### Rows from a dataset
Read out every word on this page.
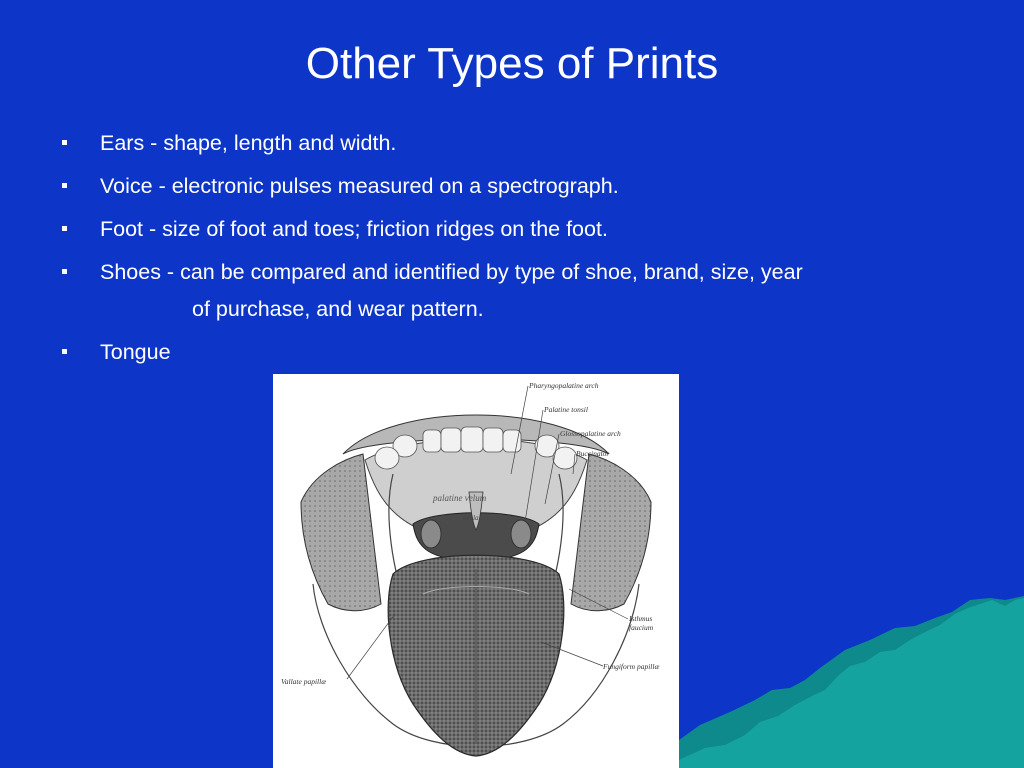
Other Types of Prints
Ears - shape, length and width.
Voice - electronic pulses measured on a spectrograph.
Foot - size of foot and toes; friction ridges on the foot.
Shoes - can be compared and identified by type of shoe, brand, size, year
of purchase, and wear pattern.
Tongue
Pharyngopalatine arch
Palatine tonsil
Glossopalatine arch
Buccinator
Isthmus
faucium
Fungiform papillæ
Vallate papillæ
palatine velum
uvula
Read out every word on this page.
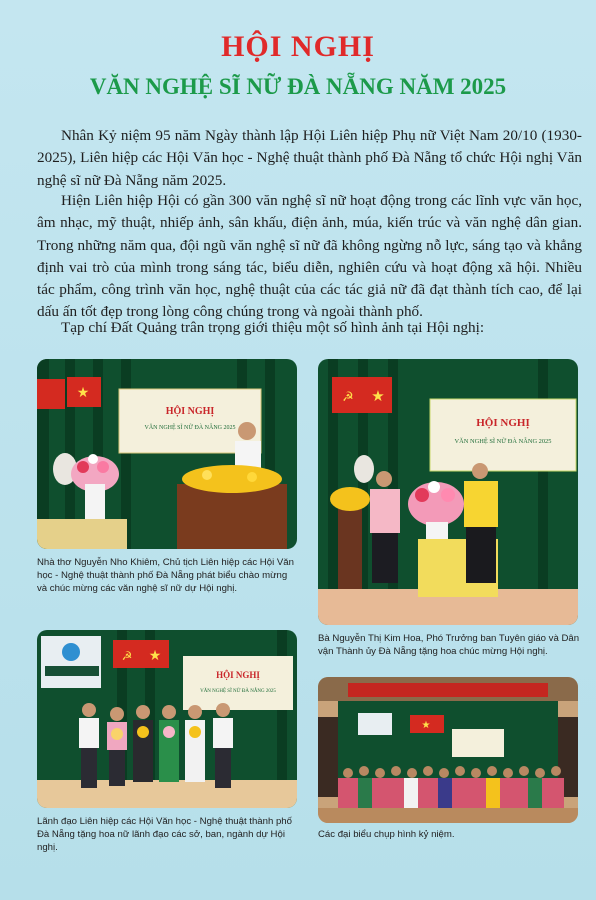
HỘI NGHỊ
VĂN NGHỆ SĨ NỮ ĐÀ NẴNG NĂM 2025

Nhân Kỷ niệm 95 năm Ngày thành lập Hội Liên hiệp Phụ nữ Việt Nam 20/10 (1930-2025), Liên hiệp các Hội Văn học - Nghệ thuật thành phố Đà Nẵng tổ chức Hội nghị Văn nghệ sĩ nữ Đà Nẵng năm 2025.

Hiện Liên hiệp Hội có gần 300 văn nghệ sĩ nữ hoạt động trong các lĩnh vực văn học, âm nhạc, mỹ thuật, nhiếp ảnh, sân khấu, điện ảnh, múa, kiến trúc và văn nghệ dân gian. Trong những năm qua, đội ngũ văn nghệ sĩ nữ đã không ngừng nỗ lực, sáng tạo và khẳng định vai trò của mình trong sáng tác, biểu diễn, nghiên cứu và hoạt động xã hội. Nhiều tác phẩm, công trình văn học, nghệ thuật của các tác giả nữ đã đạt thành tích cao, để lại dấu ấn tốt đẹp trong lòng công chúng trong và ngoài thành phố.

Tạp chí Đất Quảng trân trọng giới thiệu một số hình ảnh tại Hội nghị:

★
HỘI NGHỊ
VĂN NGHỆ SĨ NỮ ĐÀ NẴNG 2025
☭ ★
HỘI NGHỊ
VĂN NGHỆ SĨ NỮ ĐÀ NẴNG 2025
☭ ★
HỘI NGHỊ
VĂN NGHỆ SĨ NỮ ĐÀ NẴNG 2025
★

Nhà thơ Nguyễn Nho Khiêm, Chủ tịch Liên hiệp các Hội Văn học - Nghệ thuật thành phố Đà Nẵng phát biểu chào mừng và chúc mừng các văn nghệ sĩ nữ dự Hội nghị.

Bà Nguyễn Thị Kim Hoa, Phó Trưởng ban Tuyên giáo và Dân vận Thành ủy Đà Nẵng tặng hoa chúc mừng Hội nghị.

Lãnh đạo Liên hiệp các Hội Văn học - Nghệ thuật thành phố Đà Nẵng tặng hoa nữ lãnh đạo các sở, ban, ngành dự Hội nghị.

Các đại biểu chụp hình kỷ niệm.
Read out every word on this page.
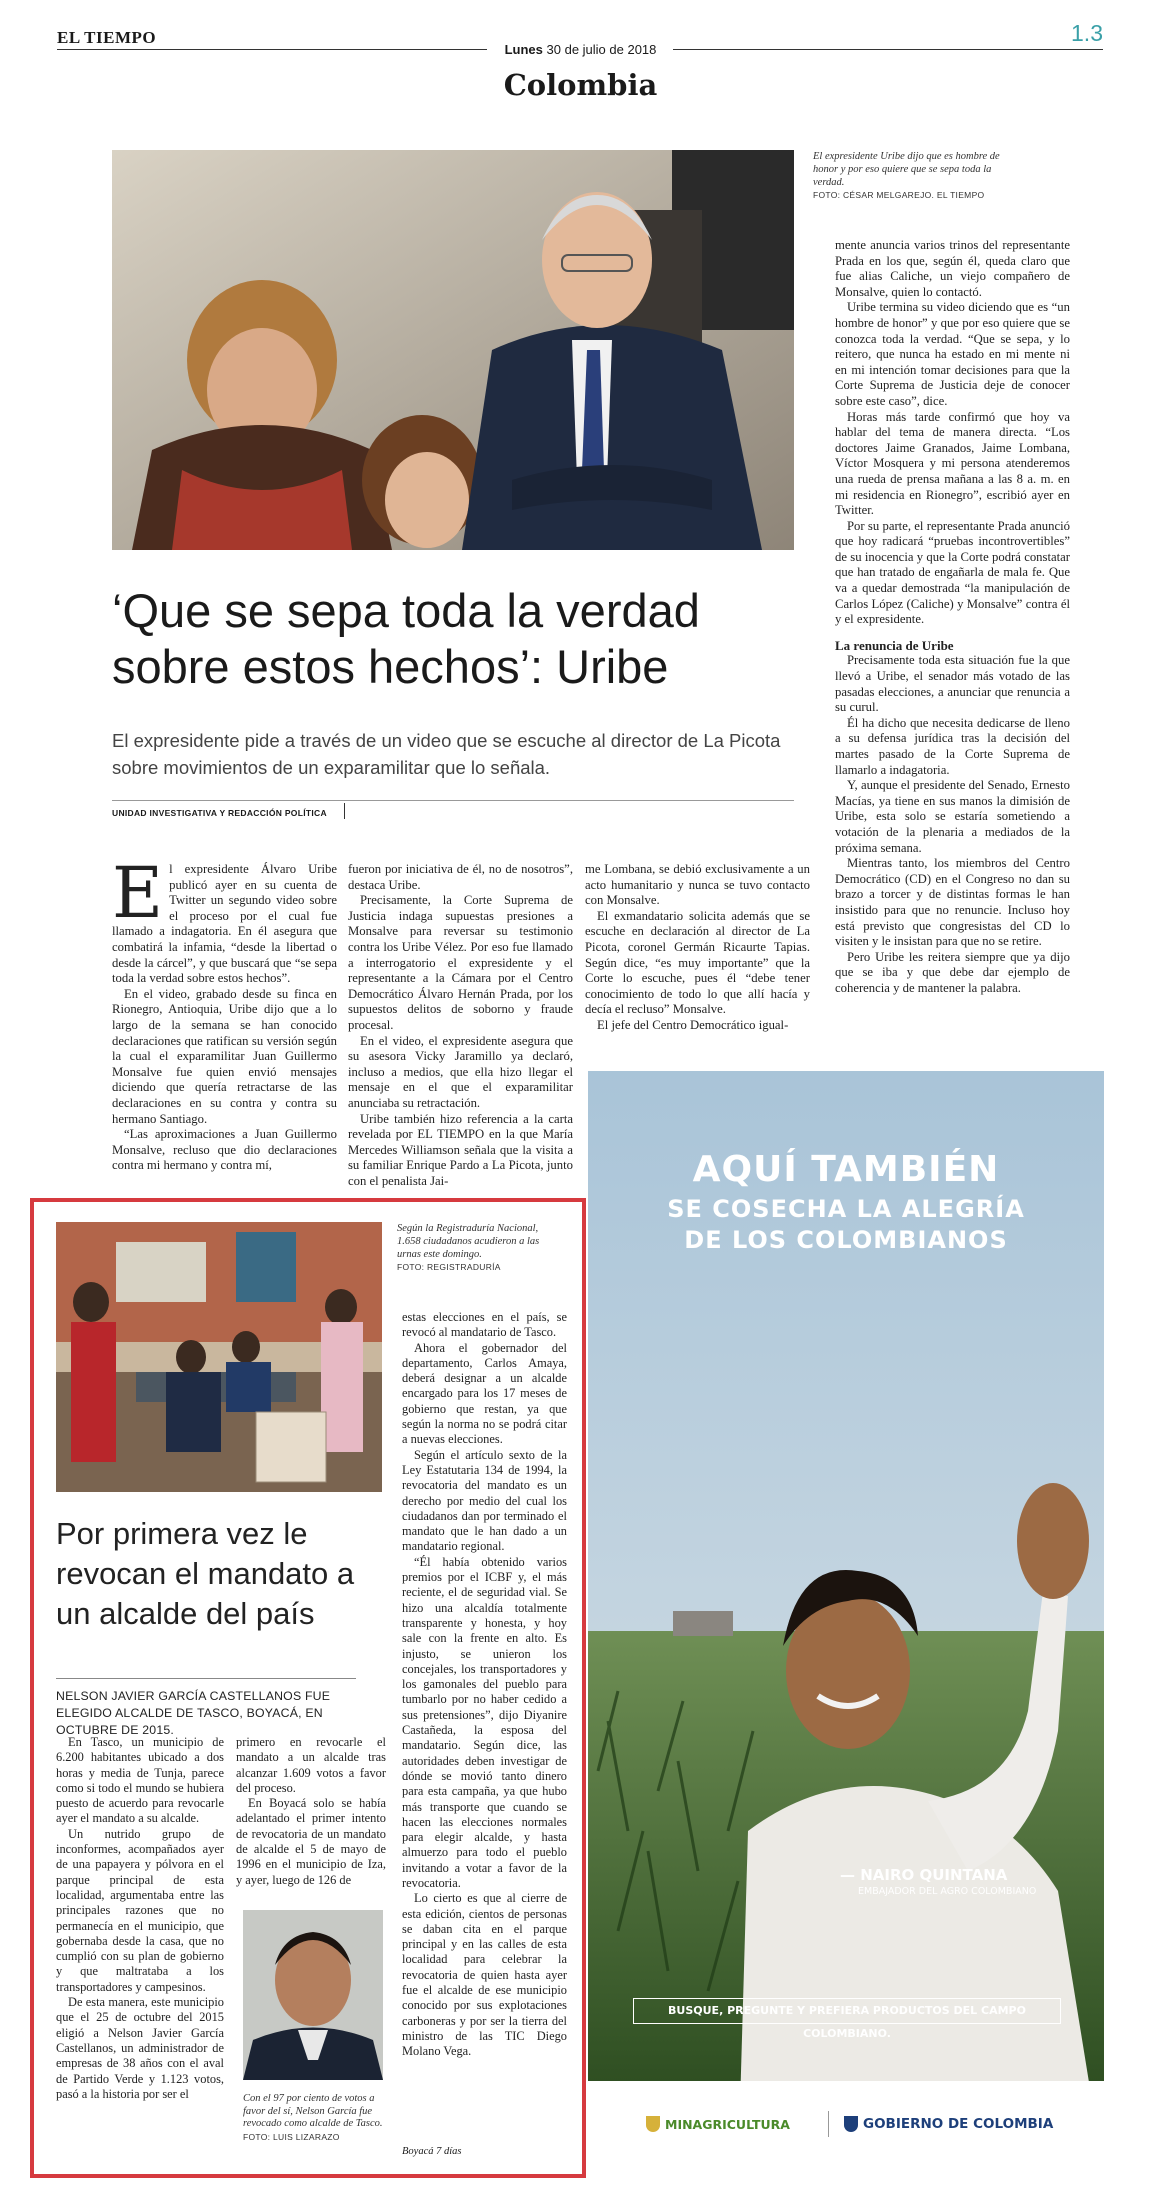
EL TIEMPO
Lunes 30 de julio de 2018
1.3
Colombia
El expresidente Uribe dijo que es hombre de honor y por eso quiere que se sepa toda la verdad.
FOTO: CÉSAR MELGAREJO. EL TIEMPO
‘Que se sepa toda la verdad
sobre estos hechos’: Uribe
El expresidente pide a través de un video que se escuche al director de La Picota sobre movimientos de un exparamilitar que lo señala.
UNIDAD INVESTIGATIVA Y REDACCIÓN POLÍTICA

El expresidente Álvaro Uribe publicó ayer en su cuenta de Twitter un segundo video sobre el proceso por el cual fue llamado a indagatoria. En él asegura que combatirá la infamia, “desde la libertad o desde la cárcel”, y que buscará que “se sepa toda la verdad sobre estos hechos”.

En el video, grabado desde su finca en Rionegro, Antioquia, Uribe dijo que a lo largo de la semana se han conocido declaraciones que ratifican su versión según la cual el exparamilitar Juan Guillermo Monsalve fue quien envió mensajes diciendo que quería retractarse de las declaraciones en su contra y contra su hermano Santiago.

“Las aproximaciones a Juan Guillermo Monsalve, recluso que dio declaraciones contra mi hermano y contra mí,

fueron por iniciativa de él, no de nosotros”, destaca Uribe.

Precisamente, la Corte Suprema de Justicia indaga supuestas presiones a Monsalve para reversar su testimonio contra los Uribe Vélez. Por eso fue llamado a interrogatorio el expresidente y el representante a la Cámara por el Centro Democrático Álvaro Hernán Prada, por los supuestos delitos de soborno y fraude procesal.

En el video, el expresidente asegura que su asesora Vicky Jaramillo ya declaró, incluso a medios, que ella hizo llegar el mensaje en el que el exparamilitar anunciaba su retractación.

Uribe también hizo referencia a la carta revelada por EL TIEMPO en la que María Mercedes Williamson señala que la visita a su familiar Enrique Pardo a La Picota, junto con el penalista Jai-

me Lombana, se debió exclusivamente a un acto humanitario y nunca se tuvo contacto con Monsalve.

El exmandatario solicita además que se escuche en declaración al director de La Picota, coronel Germán Ricaurte Tapias. Según dice, “es muy importante” que la Corte lo escuche, pues él “debe tener conocimiento de todo lo que allí hacía y decía el recluso” Monsalve.

El jefe del Centro Democrático igual-

mente anuncia varios trinos del representante Prada en los que, según él, queda claro que fue alias Caliche, un viejo compañero de Monsalve, quien lo contactó.

Uribe termina su video diciendo que es “un hombre de honor” y que por eso quiere que se conozca toda la verdad. “Que se sepa, y lo reitero, que nunca ha estado en mi mente ni en mi intención tomar decisiones para que la Corte Suprema de Justicia deje de conocer sobre este caso”, dice.

Horas más tarde confirmó que hoy va hablar del tema de manera directa. “Los doctores Jaime Granados, Jaime Lombana, Víctor Mosquera y mi persona atenderemos una rueda de prensa mañana a las 8 a. m. en mi residencia en Rionegro”, escribió ayer en Twitter.

Por su parte, el representante Prada anunció que hoy radicará “pruebas incontrovertibles” de su inocencia y que la Corte podrá constatar que han tratado de engañarla de mala fe. Que va a quedar demostrada “la manipulación de Carlos López (Caliche) y Monsalve” contra él y el expresidente.

La renuncia de Uribe

Precisamente toda esta situación fue la que llevó a Uribe, el senador más votado de las pasadas elecciones, a anunciar que renuncia a su curul.

Él ha dicho que necesita dedicarse de lleno a su defensa jurídica tras la decisión del martes pasado de la Corte Suprema de llamarlo a indagatoria.

Y, aunque el presidente del Senado, Ernesto Macías, ya tiene en sus manos la dimisión de Uribe, esta solo se estaría sometiendo a votación de la plenaria a mediados de la próxima semana.

Mientras tanto, los miembros del Centro Democrático (CD) en el Congreso no dan su brazo a torcer y de distintas formas le han insistido para que no renuncie. Incluso hoy está previsto que congresistas del CD lo visiten y le insistan para que no se retire.

Pero Uribe les reitera siempre que ya dijo que se iba y que debe dar ejemplo de coherencia y de mantener la palabra.

Según la Registraduría Nacional, 1.658 ciudadanos acudieron a las urnas este domingo.
FOTO: REGISTRADURÍA
Por primera vez le revocan el mandato a un alcalde del país
NELSON JAVIER GARCÍA CASTELLANOS FUE ELEGIDO ALCALDE DE TASCO, BOYACÁ, EN OCTUBRE DE 2015.

En Tasco, un municipio de 6.200 habitantes ubicado a dos horas y media de Tunja, parece como si todo el mundo se hubiera puesto de acuerdo para revocarle ayer el mandato a su alcalde.

Un nutrido grupo de inconformes, acompañados ayer de una papayera y pólvora en el parque principal de esta localidad, argumentaba entre las principales razones que no permanecía en el municipio, que gobernaba desde la casa, que no cumplió con su plan de gobierno y que maltrataba a los transportadores y campesinos.

De esta manera, este municipio que el 25 de octubre del 2015 eligió a Nelson Javier García Castellanos, un administrador de empresas de 38 años con el aval de Partido Verde y 1.123 votos, pasó a la historia por ser el

primero en revocarle el mandato a un alcalde tras alcanzar 1.609 votos a favor del proceso.

En Boyacá solo se había adelantado el primer intento de revocatoria de un mandato de alcalde el 5 de mayo de 1996 en el municipio de Iza, y ayer, luego de 126 de

Con el 97 por ciento de votos a favor del sí, Nelson García fue revocado como alcalde de Tasco. FOTO: LUIS LIZARAZO

estas elecciones en el país, se revocó al mandatario de Tasco.

Ahora el gobernador del departamento, Carlos Amaya, deberá designar a un alcalde encargado para los 17 meses de gobierno que restan, ya que según la norma no se podrá citar a nuevas elecciones.

Según el artículo sexto de la Ley Estatutaria 134 de 1994, la revocatoria del mandato es un derecho por medio del cual los ciudadanos dan por terminado el mandato que le han dado a un mandatario regional.

“Él había obtenido varios premios por el ICBF y, el más reciente, el de seguridad vial. Se hizo una alcaldía totalmente transparente y honesta, y hoy sale con la frente en alto. Es injusto, se unieron los concejales, los transportadores y los gamonales del pueblo para tumbarlo por no haber cedido a sus pretensiones”, dijo Diyanire Castañeda, la esposa del mandatario. Según dice, las autoridades deben investigar de dónde se movió tanto dinero para esta campaña, ya que hubo más transporte que cuando se hacen las elecciones normales para elegir alcalde, y hasta almuerzo para todo el pueblo invitando a votar a favor de la revocatoria.

Lo cierto es que al cierre de esta edición, cientos de personas se daban cita en el parque principal y en las calles de esta localidad para celebrar la revocatoria de quien hasta ayer fue el alcalde de ese municipio conocido por sus explotaciones carboneras y por ser la tierra del ministro de las TIC Diego Molano Vega.

Boyacá 7 días
AQUÍ TAMBIÉN
SE COSECHA LA ALEGRÍA
DE LOS COLOMBIANOS
— NAIRO QUINTANA
EMBAJADOR DEL AGRO COLOMBIANO
BUSQUE, PREGUNTE Y PREFIERA PRODUCTOS DEL CAMPO COLOMBIANO.
MINAGRICULTURA	GOBIERNO DE COLOMBIA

### Exercise prompt
Find every line that holds "indagatoria" and copy it.

### Task result
El expresidente Álvaro Uribe publicó ayer en su cuenta de Twitter un segundo video sobre el proceso por el cual fue llamado a indagatoria. En él asegura que combatirá la infamia, “desde la libertad o desde la cárcel”, y que buscará que “se sepa toda la verdad sobre estos hechos”.
Él ha dicho que necesita dedicarse de lleno a su defensa jurídica tras la decisión del martes pasado de la Corte Suprema de llamarlo a indagatoria.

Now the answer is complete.